---- Extracted data

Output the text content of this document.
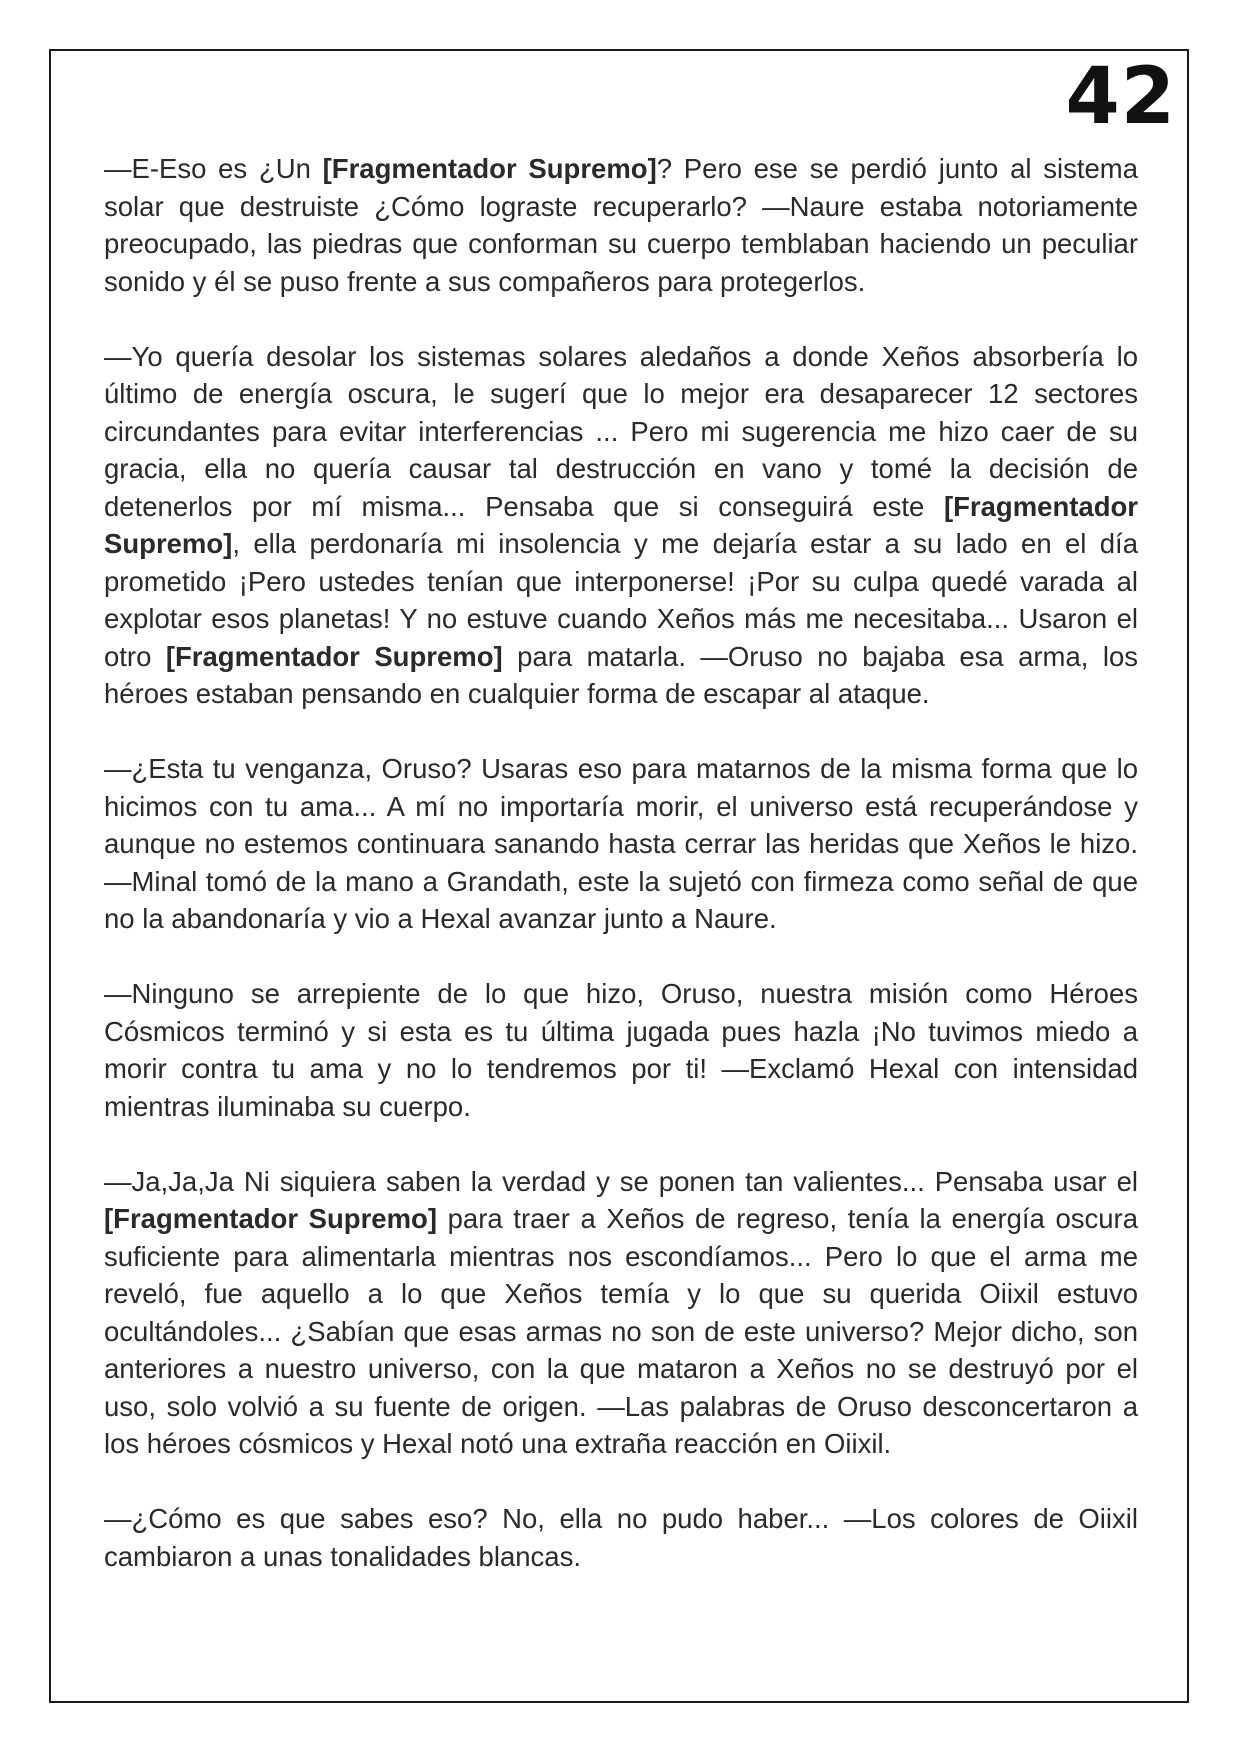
42

—E-Eso es ¿Un [Fragmentador Supremo]? Pero ese se perdió junto al sistema solar que destruiste ¿Cómo lograste recuperarlo? —Naure estaba notoriamente preocupado, las piedras que conforman su cuerpo temblaban haciendo un peculiar sonido y él se puso frente a sus compañeros para protegerlos.

—Yo quería desolar los sistemas solares aledaños a donde Xeños absorbería lo último de energía oscura, le sugerí que lo mejor era desaparecer 12 sectores circundantes para evitar interferencias ... Pero mi sugerencia me hizo caer de su gracia, ella no quería causar tal destrucción en vano y tomé la decisión de detenerlos por mí misma... Pensaba que si conseguirá este [Fragmentador Supremo], ella perdonaría mi insolencia y me dejaría estar a su lado en el día prometido ¡Pero ustedes tenían que interponerse! ¡Por su culpa quedé varada al explotar esos planetas! Y no estuve cuando Xeños más me necesitaba... Usaron el otro [Fragmentador Supremo] para matarla. —Oruso no bajaba esa arma, los héroes estaban pensando en cualquier forma de escapar al ataque.

—¿Esta tu venganza, Oruso? Usaras eso para matarnos de la misma forma que lo hicimos con tu ama... A mí no importaría morir, el universo está recuperándose y aunque no estemos continuara sanando hasta cerrar las heridas que Xeños le hizo. —Minal tomó de la mano a Grandath, este la sujetó con firmeza como señal de que no la abandonaría y vio a Hexal avanzar junto a Naure.

—Ninguno se arrepiente de lo que hizo, Oruso, nuestra misión como Héroes Cósmicos terminó y si esta es tu última jugada pues hazla ¡No tuvimos miedo a morir contra tu ama y no lo tendremos por ti! —Exclamó Hexal con intensidad mientras iluminaba su cuerpo.

—Ja,Ja,Ja Ni siquiera saben la verdad y se ponen tan valientes... Pensaba usar el [Fragmentador Supremo] para traer a Xeños de regreso, tenía la energía oscura suficiente para alimentarla mientras nos escondíamos... Pero lo que el arma me reveló, fue aquello a lo que Xeños temía y lo que su querida Oiixil estuvo ocultándoles... ¿Sabían que esas armas no son de este universo? Mejor dicho, son anteriores a nuestro universo, con la que mataron a Xeños no se destruyó por el uso, solo volvió a su fuente de origen. —Las palabras de Oruso desconcertaron a los héroes cósmicos y Hexal notó una extraña reacción en Oiixil.

—¿Cómo es que sabes eso? No, ella no pudo haber... —Los colores de Oiixil cambiaron a unas tonalidades blancas.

--------

Write out every record above exactly as it stands, but leave out the pictures.

Output the text content of this document.
42

—E-Eso es ¿Un [Fragmentador Supremo]? Pero ese se perdió junto al sistema solar que destruiste ¿Cómo lograste recuperarlo? —Naure estaba notoriamente preocupado, las piedras que conforman su cuerpo temblaban haciendo un peculiar sonido y él se puso frente a sus compañeros para protegerlos.

—Yo quería desolar los sistemas solares aledaños a donde Xeños absorbería lo último de energía oscura, le sugerí que lo mejor era desaparecer 12 sectores circundantes para evitar interferencias ... Pero mi sugerencia me hizo caer de su gracia, ella no quería causar tal destrucción en vano y tomé la decisión de detenerlos por mí misma... Pensaba que si conseguirá este [Fragmentador Supremo], ella perdonaría mi insolencia y me dejaría estar a su lado en el día prometido ¡Pero ustedes tenían que interponerse! ¡Por su culpa quedé varada al explotar esos planetas! Y no estuve cuando Xeños más me necesitaba... Usaron el otro [Fragmentador Supremo] para matarla. —Oruso no bajaba esa arma, los héroes estaban pensando en cualquier forma de escapar al ataque.

—¿Esta tu venganza, Oruso? Usaras eso para matarnos de la misma forma que lo hicimos con tu ama... A mí no importaría morir, el universo está recuperándose y aunque no estemos continuara sanando hasta cerrar las heridas que Xeños le hizo. —Minal tomó de la mano a Grandath, este la sujetó con firmeza como señal de que no la abandonaría y vio a Hexal avanzar junto a Naure.

—Ninguno se arrepiente de lo que hizo, Oruso, nuestra misión como Héroes Cósmicos terminó y si esta es tu última jugada pues hazla ¡No tuvimos miedo a morir contra tu ama y no lo tendremos por ti! —Exclamó Hexal con intensidad mientras iluminaba su cuerpo.

—Ja,Ja,Ja Ni siquiera saben la verdad y se ponen tan valientes... Pensaba usar el [Fragmentador Supremo] para traer a Xeños de regreso, tenía la energía oscura suficiente para alimentarla mientras nos escondíamos... Pero lo que el arma me reveló, fue aquello a lo que Xeños temía y lo que su querida Oiixil estuvo ocultándoles... ¿Sabían que esas armas no son de este universo? Mejor dicho, son anteriores a nuestro universo, con la que mataron a Xeños no se destruyó por el uso, solo volvió a su fuente de origen. —Las palabras de Oruso desconcertaron a los héroes cósmicos y Hexal notó una extraña reacción en Oiixil.

—¿Cómo es que sabes eso? No, ella no pudo haber... —Los colores de Oiixil cambiaron a unas tonalidades blancas.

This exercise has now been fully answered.